* [REQUEST]: In the entries below, find every line with "Vitamin" and copy it.

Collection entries
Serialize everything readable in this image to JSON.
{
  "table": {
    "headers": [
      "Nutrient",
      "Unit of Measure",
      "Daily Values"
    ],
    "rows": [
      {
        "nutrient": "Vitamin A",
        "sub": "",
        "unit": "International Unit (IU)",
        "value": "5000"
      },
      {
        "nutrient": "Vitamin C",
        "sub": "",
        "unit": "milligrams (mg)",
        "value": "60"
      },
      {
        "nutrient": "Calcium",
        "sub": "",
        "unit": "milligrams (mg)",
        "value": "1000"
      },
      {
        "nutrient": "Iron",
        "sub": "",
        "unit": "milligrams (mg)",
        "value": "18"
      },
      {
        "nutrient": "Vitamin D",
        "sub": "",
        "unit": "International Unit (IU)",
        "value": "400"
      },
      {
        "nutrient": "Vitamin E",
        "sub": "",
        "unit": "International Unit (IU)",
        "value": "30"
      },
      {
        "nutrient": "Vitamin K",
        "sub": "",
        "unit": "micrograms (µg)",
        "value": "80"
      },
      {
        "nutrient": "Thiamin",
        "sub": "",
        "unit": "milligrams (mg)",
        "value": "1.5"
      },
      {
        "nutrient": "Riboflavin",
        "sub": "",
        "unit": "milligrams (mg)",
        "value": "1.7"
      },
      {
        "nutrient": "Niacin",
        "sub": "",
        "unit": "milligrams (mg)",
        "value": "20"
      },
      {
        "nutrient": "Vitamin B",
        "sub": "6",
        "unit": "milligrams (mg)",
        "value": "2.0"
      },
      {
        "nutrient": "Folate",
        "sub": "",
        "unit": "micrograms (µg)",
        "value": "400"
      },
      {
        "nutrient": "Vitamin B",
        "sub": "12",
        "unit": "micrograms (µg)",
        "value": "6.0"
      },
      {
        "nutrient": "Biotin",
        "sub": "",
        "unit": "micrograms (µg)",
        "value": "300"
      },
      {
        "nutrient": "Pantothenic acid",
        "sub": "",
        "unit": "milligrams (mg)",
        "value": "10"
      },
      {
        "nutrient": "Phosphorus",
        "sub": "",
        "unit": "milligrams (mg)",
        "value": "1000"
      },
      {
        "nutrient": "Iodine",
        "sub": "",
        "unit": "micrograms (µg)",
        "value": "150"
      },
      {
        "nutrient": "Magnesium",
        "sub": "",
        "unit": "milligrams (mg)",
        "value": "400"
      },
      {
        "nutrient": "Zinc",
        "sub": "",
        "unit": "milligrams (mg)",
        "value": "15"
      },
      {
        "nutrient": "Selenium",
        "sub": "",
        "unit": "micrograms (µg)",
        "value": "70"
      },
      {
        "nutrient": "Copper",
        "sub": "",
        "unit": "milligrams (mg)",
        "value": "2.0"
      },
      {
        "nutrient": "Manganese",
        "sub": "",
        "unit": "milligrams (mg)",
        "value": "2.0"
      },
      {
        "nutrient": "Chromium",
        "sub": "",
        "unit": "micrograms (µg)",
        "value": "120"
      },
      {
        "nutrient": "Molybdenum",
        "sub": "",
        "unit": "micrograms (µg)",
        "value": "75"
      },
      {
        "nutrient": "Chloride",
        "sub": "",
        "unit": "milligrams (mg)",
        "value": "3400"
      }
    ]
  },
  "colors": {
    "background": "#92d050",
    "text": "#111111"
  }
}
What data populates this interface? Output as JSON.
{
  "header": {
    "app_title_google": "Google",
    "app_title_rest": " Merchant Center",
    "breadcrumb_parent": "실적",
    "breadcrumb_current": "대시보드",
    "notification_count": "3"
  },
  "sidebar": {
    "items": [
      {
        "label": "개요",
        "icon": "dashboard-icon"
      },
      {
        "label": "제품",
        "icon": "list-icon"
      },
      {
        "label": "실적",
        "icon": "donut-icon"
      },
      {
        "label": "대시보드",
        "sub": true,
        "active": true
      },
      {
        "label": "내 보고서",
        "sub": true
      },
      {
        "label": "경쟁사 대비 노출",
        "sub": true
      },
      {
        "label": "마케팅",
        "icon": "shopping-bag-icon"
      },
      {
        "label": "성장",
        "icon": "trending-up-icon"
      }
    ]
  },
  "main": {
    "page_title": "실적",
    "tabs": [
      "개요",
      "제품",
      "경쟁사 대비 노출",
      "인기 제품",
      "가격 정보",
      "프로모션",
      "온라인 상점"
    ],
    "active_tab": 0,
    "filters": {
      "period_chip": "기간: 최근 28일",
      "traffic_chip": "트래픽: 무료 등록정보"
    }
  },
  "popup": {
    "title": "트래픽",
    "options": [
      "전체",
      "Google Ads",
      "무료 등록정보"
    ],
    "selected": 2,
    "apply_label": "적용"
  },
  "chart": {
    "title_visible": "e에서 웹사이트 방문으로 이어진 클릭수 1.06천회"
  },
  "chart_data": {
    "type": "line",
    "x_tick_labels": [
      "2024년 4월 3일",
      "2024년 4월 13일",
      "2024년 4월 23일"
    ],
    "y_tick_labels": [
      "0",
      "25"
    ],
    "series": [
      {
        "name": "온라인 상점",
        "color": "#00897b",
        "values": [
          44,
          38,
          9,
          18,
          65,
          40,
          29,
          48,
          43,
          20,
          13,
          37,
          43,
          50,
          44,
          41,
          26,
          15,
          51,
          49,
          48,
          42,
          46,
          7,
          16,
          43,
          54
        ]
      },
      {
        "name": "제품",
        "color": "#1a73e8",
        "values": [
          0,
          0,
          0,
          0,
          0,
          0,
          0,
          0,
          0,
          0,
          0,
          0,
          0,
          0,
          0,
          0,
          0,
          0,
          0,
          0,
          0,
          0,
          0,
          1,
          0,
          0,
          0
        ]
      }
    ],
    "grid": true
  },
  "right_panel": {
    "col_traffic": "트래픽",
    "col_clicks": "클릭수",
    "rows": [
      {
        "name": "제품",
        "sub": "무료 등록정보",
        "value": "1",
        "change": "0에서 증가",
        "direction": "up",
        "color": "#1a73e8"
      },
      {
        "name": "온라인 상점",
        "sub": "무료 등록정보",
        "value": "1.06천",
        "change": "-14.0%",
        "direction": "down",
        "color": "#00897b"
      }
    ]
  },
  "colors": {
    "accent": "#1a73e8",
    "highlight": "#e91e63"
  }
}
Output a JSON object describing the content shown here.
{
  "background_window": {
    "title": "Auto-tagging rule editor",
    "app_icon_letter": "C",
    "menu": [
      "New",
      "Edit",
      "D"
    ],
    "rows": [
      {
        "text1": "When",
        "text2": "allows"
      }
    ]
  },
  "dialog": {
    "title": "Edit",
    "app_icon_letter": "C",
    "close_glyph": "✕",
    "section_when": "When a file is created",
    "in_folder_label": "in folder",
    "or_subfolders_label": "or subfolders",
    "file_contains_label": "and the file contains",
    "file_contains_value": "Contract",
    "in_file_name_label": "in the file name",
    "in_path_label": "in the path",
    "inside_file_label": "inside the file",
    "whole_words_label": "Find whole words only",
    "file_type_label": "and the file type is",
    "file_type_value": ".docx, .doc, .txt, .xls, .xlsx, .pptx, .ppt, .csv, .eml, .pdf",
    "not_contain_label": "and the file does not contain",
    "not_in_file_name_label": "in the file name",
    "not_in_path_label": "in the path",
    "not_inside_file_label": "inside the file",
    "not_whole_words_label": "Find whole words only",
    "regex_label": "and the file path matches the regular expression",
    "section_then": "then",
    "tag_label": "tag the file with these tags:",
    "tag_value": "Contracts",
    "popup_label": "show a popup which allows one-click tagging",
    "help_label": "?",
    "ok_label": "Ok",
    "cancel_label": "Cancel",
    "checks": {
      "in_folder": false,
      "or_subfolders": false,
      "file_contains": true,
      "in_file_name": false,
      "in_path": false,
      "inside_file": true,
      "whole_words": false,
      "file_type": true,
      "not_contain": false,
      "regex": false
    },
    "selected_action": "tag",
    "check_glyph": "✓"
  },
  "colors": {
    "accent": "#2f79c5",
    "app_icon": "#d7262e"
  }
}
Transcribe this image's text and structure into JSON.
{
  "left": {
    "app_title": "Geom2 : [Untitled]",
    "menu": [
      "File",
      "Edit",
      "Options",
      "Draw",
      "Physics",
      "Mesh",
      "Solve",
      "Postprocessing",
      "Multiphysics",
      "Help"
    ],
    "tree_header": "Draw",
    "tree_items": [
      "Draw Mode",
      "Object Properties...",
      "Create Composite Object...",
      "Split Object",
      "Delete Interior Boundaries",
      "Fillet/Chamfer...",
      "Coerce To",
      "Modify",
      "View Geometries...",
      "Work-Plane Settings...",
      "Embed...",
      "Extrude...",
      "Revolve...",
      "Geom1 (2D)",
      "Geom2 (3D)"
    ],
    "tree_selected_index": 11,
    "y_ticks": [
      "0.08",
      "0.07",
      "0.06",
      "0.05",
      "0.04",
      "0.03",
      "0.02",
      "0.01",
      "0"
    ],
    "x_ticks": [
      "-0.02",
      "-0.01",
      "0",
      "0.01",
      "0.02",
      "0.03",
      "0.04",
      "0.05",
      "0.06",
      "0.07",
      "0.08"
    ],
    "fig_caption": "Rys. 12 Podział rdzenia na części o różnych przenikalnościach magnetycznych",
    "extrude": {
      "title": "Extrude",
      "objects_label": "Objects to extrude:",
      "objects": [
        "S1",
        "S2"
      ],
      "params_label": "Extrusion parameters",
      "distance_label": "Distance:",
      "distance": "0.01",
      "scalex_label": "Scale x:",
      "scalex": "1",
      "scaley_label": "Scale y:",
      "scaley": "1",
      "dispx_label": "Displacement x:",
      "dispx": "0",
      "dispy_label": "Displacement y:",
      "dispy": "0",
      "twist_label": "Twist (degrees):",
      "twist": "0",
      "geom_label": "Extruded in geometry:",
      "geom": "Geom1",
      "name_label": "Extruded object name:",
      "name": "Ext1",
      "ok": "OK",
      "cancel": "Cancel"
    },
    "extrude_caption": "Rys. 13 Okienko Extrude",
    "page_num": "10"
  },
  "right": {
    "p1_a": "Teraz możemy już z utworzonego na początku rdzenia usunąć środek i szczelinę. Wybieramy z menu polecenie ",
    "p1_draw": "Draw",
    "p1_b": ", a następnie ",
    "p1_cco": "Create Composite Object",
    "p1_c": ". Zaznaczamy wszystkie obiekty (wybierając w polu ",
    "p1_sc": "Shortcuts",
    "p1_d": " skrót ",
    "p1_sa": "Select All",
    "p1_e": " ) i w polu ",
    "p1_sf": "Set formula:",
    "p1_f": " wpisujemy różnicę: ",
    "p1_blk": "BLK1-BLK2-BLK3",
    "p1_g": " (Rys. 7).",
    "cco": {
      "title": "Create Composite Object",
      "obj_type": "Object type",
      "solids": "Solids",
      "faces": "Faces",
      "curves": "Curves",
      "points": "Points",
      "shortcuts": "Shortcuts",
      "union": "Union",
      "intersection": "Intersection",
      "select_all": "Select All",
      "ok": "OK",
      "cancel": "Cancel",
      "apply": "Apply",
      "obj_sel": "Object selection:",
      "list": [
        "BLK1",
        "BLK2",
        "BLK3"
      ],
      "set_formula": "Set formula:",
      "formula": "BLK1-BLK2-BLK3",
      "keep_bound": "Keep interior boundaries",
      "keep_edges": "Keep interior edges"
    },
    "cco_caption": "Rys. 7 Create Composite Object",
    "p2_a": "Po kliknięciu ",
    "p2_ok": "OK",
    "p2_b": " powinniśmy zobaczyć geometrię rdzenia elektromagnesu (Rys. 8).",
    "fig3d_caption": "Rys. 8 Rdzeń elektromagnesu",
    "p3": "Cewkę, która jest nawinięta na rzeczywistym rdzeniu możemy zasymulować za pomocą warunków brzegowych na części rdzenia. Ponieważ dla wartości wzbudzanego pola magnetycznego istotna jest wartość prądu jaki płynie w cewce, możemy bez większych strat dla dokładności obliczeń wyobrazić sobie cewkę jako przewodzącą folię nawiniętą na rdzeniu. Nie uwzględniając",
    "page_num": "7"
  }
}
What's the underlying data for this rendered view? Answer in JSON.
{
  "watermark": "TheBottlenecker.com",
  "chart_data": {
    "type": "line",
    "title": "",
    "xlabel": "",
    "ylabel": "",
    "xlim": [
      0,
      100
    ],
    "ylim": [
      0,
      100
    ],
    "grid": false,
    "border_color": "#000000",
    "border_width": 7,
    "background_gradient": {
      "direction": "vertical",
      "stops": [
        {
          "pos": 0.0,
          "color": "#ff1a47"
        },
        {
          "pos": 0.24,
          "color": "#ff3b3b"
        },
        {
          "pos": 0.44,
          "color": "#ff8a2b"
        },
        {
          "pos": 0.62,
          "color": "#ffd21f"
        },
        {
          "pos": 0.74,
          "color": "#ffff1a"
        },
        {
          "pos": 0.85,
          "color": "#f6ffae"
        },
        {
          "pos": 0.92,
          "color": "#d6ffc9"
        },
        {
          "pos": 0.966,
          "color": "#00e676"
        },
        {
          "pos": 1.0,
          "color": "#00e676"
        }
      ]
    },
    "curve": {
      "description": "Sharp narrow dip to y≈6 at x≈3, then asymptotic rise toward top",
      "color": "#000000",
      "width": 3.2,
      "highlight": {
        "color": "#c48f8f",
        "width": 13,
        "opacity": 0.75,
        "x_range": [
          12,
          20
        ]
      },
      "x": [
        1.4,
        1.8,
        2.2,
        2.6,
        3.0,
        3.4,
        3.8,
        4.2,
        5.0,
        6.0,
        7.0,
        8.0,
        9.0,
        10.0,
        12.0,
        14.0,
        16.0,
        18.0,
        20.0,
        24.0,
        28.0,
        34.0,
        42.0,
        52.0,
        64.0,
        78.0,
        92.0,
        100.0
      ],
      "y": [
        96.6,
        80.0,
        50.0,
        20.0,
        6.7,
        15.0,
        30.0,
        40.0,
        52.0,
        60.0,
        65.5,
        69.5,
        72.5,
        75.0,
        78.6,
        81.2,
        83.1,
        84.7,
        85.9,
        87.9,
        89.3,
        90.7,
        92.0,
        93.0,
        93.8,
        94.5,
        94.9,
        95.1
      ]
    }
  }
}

* [RESPONSE TO THIS TASK]:
        "nutrient": "Vitamin A",
        "nutrient": "Vitamin C",
        "nutrient": "Vitamin D",
        "nutrient": "Vitamin E",
        "nutrient": "Vitamin K",
        "nutrient": "Vitamin B",
        "nutrient": "Vitamin B",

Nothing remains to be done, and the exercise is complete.